● **Excerpt**

..............................

In this post, the final one in the demystifying IRT series, I will walk you through the statistical machinery that deals with the rating scale. Things get a bit complicated in rating scales since the dimensionality increases, and it is always more challenging to think in higher dimensions. However, after peeling off the complexity introduced by the high dimensions, the underlying concept is quite straightforward. It is again a GLM, just with fancier machinery to map continuous latent quantities to a vector of probabilities. So don’t be scared off by the high dimensions. We just have to take one step at a time. Don’t worry if you run out of working memory. Shift the burden of holding everything in your brain to a piece of paper. Sketch what you need and proceed slowly. You will finally get there.

Wine Quality

Before moving on to the details of the statistical machinery behind the rating scale, let me first provide some context.

The examples presented in previous posts are classical situations where IRT is applied and known for—a testing context. In such contexts, there are testees, test items, and possibly raters, but IRT is much more general than that. It is well applicable beyond the testing situation. Let us look at one such example, the rating of wine quality.

There are wines, fine wines, premium wines, and judges in a wine competition. It is a simple twist of the item-testing scenario in which IRT is often applied. Again, two factors co-determine the rating scores of the wines here. First, it is the “inherent” property associated with each wine, the wine quality. High-quality wines should receive high ratings for the ratings to make sense at all. The second factor is the leniency of a judge in giving out the scores. A lenient judge tends to give higher ratings to the same wines as compared to stricter judges. These assumptions are illustrated in the DAG below. Here, $W$ and $J$ represent the latent wine quality and judge leniency, respectively. $R$ stands for the rating scores. If you will, you could draw the analogy to the previous IRT context, where $W$ can be thought of as corresponding to the person ability and $J$ to the item easiness. The analogy isn’t exact though. It’s equally sensible to think in the other direction. There’s nothing wrong to think of $W$ as corresponding to item easiness and $J$ to person ability.

The only thing new is that instead of a binary response, $R$ can take more than two values. We need new machinery to map the aggregated influence from the two factors ($W$ and $J$), which is a latent score in the real space, to the outcome ordinal scale. Lower latent scores should give rise to lower ratings, and higher latent scores to higher ratings, in general. How is this achieved? Let’s dive into the intricacy of this machinery.

..............................

● **Information given**

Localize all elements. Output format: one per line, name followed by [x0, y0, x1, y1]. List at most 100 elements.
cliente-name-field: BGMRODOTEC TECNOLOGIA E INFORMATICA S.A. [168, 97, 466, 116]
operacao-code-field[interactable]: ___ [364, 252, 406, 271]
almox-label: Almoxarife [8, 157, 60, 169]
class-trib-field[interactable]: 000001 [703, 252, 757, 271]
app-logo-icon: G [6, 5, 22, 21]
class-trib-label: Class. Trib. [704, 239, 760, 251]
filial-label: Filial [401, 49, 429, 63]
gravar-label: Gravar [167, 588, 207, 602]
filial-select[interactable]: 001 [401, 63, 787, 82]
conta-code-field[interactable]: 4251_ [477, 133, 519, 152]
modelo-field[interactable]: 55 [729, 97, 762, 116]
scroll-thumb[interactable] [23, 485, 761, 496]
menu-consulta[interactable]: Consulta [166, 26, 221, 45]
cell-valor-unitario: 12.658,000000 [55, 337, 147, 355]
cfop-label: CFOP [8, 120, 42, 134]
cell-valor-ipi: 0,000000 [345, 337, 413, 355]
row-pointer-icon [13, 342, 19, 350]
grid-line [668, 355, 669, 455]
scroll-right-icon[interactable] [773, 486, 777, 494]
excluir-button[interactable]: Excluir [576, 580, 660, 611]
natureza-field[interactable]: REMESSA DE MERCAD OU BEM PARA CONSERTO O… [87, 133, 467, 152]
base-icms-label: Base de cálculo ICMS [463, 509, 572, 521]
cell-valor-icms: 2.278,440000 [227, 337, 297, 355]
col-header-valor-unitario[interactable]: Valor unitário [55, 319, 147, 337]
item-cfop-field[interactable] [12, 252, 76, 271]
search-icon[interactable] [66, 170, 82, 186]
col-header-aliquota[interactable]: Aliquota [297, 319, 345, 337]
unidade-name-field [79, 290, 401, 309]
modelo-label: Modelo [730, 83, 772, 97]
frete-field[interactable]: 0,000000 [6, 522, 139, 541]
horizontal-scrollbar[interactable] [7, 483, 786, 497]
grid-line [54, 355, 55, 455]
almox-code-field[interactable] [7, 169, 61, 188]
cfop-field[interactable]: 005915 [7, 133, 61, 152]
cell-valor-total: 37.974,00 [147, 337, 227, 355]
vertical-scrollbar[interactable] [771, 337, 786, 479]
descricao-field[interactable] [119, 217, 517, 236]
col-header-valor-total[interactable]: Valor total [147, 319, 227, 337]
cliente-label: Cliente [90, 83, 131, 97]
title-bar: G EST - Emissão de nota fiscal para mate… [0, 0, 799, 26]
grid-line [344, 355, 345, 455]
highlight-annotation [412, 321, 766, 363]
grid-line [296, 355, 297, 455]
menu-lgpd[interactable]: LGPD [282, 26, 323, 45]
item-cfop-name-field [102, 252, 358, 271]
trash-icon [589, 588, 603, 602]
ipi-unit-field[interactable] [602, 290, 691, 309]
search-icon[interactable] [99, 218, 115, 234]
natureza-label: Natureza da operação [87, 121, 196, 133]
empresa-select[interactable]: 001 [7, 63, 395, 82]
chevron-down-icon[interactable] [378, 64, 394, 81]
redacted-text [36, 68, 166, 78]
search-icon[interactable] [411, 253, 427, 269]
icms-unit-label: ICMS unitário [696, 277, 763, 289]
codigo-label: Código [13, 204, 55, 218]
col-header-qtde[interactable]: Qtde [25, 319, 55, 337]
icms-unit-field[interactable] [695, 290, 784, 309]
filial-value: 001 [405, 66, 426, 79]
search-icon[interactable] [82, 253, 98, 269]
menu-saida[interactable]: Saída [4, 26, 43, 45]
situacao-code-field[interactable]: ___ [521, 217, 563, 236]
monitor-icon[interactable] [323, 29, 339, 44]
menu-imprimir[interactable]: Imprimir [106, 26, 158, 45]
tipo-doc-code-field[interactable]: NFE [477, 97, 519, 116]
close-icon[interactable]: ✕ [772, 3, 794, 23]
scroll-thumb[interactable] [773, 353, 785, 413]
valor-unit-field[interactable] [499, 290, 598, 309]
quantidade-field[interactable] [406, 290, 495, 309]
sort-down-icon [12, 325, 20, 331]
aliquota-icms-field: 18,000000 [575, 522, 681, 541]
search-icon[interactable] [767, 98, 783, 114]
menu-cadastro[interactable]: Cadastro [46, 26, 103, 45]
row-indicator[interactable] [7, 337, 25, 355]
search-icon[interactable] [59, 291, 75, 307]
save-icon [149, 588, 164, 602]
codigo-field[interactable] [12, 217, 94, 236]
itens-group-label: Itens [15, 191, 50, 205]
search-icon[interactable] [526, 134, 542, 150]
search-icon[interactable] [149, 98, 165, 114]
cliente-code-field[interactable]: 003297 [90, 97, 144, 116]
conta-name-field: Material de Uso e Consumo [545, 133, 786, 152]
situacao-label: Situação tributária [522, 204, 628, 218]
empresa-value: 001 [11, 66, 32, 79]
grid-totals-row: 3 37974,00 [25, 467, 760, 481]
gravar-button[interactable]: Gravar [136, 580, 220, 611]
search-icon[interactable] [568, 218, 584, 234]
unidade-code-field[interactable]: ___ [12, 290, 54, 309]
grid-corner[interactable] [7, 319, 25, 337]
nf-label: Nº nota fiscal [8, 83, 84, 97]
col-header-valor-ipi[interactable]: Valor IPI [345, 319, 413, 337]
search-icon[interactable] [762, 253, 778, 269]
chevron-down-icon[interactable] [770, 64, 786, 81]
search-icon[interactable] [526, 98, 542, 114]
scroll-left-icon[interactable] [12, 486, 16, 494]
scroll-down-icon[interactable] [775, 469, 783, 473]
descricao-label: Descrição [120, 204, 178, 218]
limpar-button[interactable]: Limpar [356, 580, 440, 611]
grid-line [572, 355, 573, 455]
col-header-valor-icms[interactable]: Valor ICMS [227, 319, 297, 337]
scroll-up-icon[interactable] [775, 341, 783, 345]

..............................

● **Problems to solve**
- 1) In the excerpt's wine competition example, which two factors together determine the rating scores?
- 2) Please copy everything from the start of the entries down to the line that contains "filial-label: Filial [401, 49, 429, 63]", including that line.

● **List of solutions**
- 1) The wine quality and the judge's leniency.

- 2)
Localize all elements. Output format: one per line, name followed by [x0, y0, x1, y1]. List at most 100 elements.
cliente-name-field: BGMRODOTEC TECNOLOGIA E INFORMATICA S.A. [168, 97, 466, 116]
operacao-code-field[interactable]: ___ [364, 252, 406, 271]
almox-label: Almoxarife [8, 157, 60, 169]
class-trib-field[interactable]: 000001 [703, 252, 757, 271]
app-logo-icon: G [6, 5, 22, 21]
class-trib-label: Class. Trib. [704, 239, 760, 251]
filial-label: Filial [401, 49, 429, 63]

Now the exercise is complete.